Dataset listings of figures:

##########

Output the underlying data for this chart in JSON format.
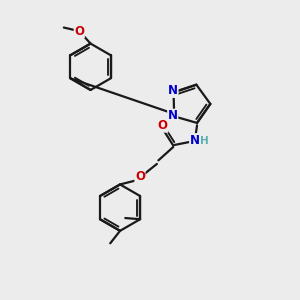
{
  "bg_color": "#ececec",
  "bond_color": "#1a1a1a",
  "bond_width": 1.6,
  "atom_colors": {
    "N": "#0000cc",
    "O": "#cc0000",
    "H": "#5aafaf",
    "C": "#1a1a1a"
  },
  "font_size_atom": 8.5,
  "font_size_label": 7.5
}
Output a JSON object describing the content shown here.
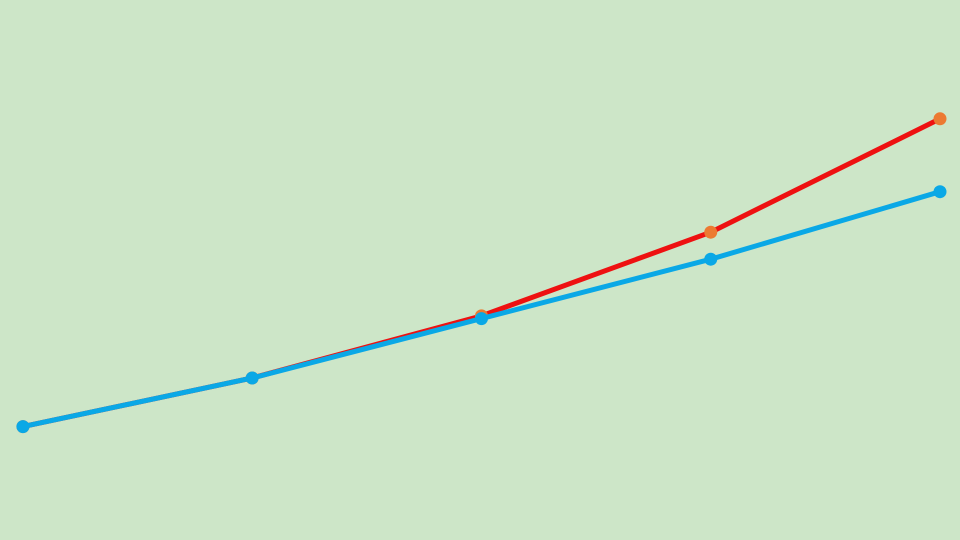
{
  "chart_data": {
    "type": "line",
    "title": "",
    "xlabel": "",
    "ylabel": "",
    "grid": false,
    "legend": "none",
    "background_color": "#cde6c8",
    "x": [
      1,
      2,
      3,
      4,
      5
    ],
    "xlim": [
      0.9,
      5.0
    ],
    "ylim": [
      0,
      100
    ],
    "series": [
      {
        "values": [
          21,
          30,
          41.5,
          57,
          78
        ],
        "line_color": "#ee1111",
        "marker_color": "#ec7a32"
      },
      {
        "values": [
          21,
          30,
          41,
          52,
          64.5
        ],
        "line_color": "#0aa8e6",
        "marker_color": "#0aa8e6"
      }
    ]
  }
}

##########

YOUR TASK => Return to the listing above and set it down exactly, leaving out its pictures.

RESPONSE TO THIS TASK =>
Output the underlying data for this chart in JSON format.
{
  "bg_color": "#ececec",
  "bond_color": "#1a1a1a",
  "bond_width": 1.6,
  "atom_colors": {
    "N": "#0000cc",
    "O": "#cc0000",
    "H": "#5aafaf",
    "C": "#1a1a1a"
  },
  "font_size_atom": 8.5,
  "font_size_label": 7.5
}
Output a JSON object describing the content shown here.
{
  "chart_data": {
    "type": "line",
    "title": "",
    "xlabel": "",
    "ylabel": "",
    "grid": false,
    "legend": "none",
    "background_color": "#cde6c8",
    "x": [
      1,
      2,
      3,
      4,
      5
    ],
    "xlim": [
      0.9,
      5.0
    ],
    "ylim": [
      0,
      100
    ],
    "series": [
      {
        "values": [
          21,
          30,
          41.5,
          57,
          78
        ],
        "line_color": "#ee1111",
        "marker_color": "#ec7a32"
      },
      {
        "values": [
          21,
          30,
          41,
          52,
          64.5
        ],
        "line_color": "#0aa8e6",
        "marker_color": "#0aa8e6"
      }
    ]
  }
}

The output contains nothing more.